§ Exercise task
Set the listing down again exactly, please, apart from its pictures.

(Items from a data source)
* * * * *

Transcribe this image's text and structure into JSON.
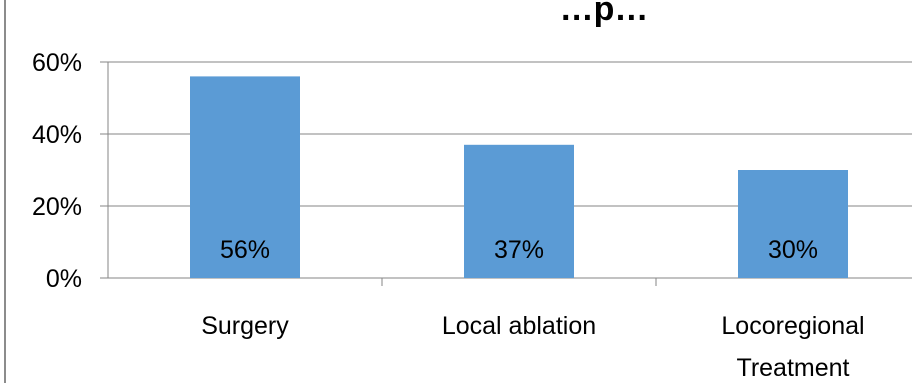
{
  "chart_data": {
    "type": "bar",
    "title": "…p…",
    "categories": [
      [
        "Surgery"
      ],
      [
        "Local ablation"
      ],
      [
        "Locoregional",
        "Treatment"
      ]
    ],
    "values": [
      56,
      37,
      30
    ],
    "data_labels": [
      "56%",
      "37%",
      "30%"
    ],
    "y_ticks": [
      0,
      20,
      40,
      60
    ],
    "y_tick_labels": [
      "0%",
      "20%",
      "40%",
      "60%"
    ],
    "ylim": [
      0,
      60
    ],
    "xlabel": "",
    "ylabel": "",
    "grid": true,
    "bar_color": "#5b9bd5",
    "legend": "none"
  }
}
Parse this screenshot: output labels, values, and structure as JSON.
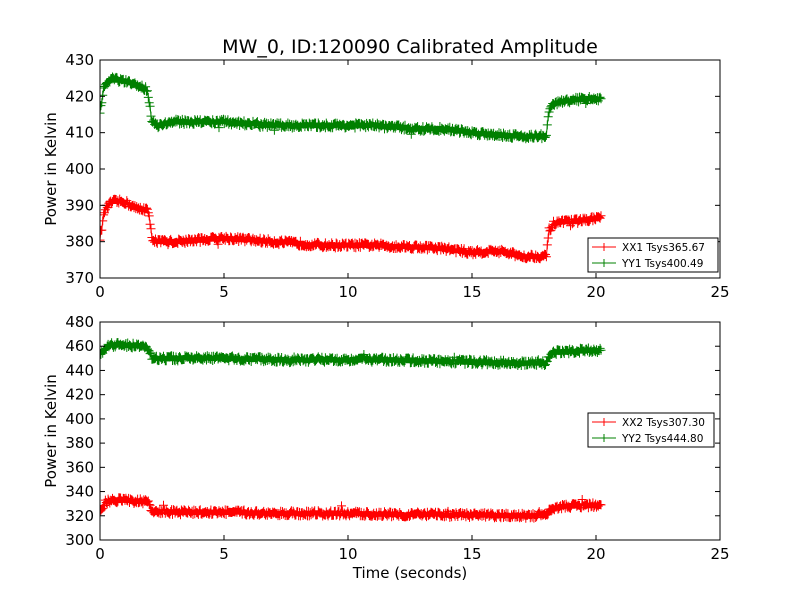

* * * * *

§ Task output
Transcribe this image's text and structure into JSON.
{
  "chart_data": {
    "type": "bar",
    "title": "…p…",
    "categories": [
      [
        "Surgery"
      ],
      [
        "Local ablation"
      ],
      [
        "Locoregional",
        "Treatment"
      ]
    ],
    "values": [
      56,
      37,
      30
    ],
    "data_labels": [
      "56%",
      "37%",
      "30%"
    ],
    "y_ticks": [
      0,
      20,
      40,
      60
    ],
    "y_tick_labels": [
      "0%",
      "20%",
      "40%",
      "60%"
    ],
    "ylim": [
      0,
      60
    ],
    "xlabel": "",
    "ylabel": "",
    "grid": true,
    "bar_color": "#5b9bd5",
    "legend": "none"
  }
}
Parse this screenshot: output labels, values, and structure as JSON.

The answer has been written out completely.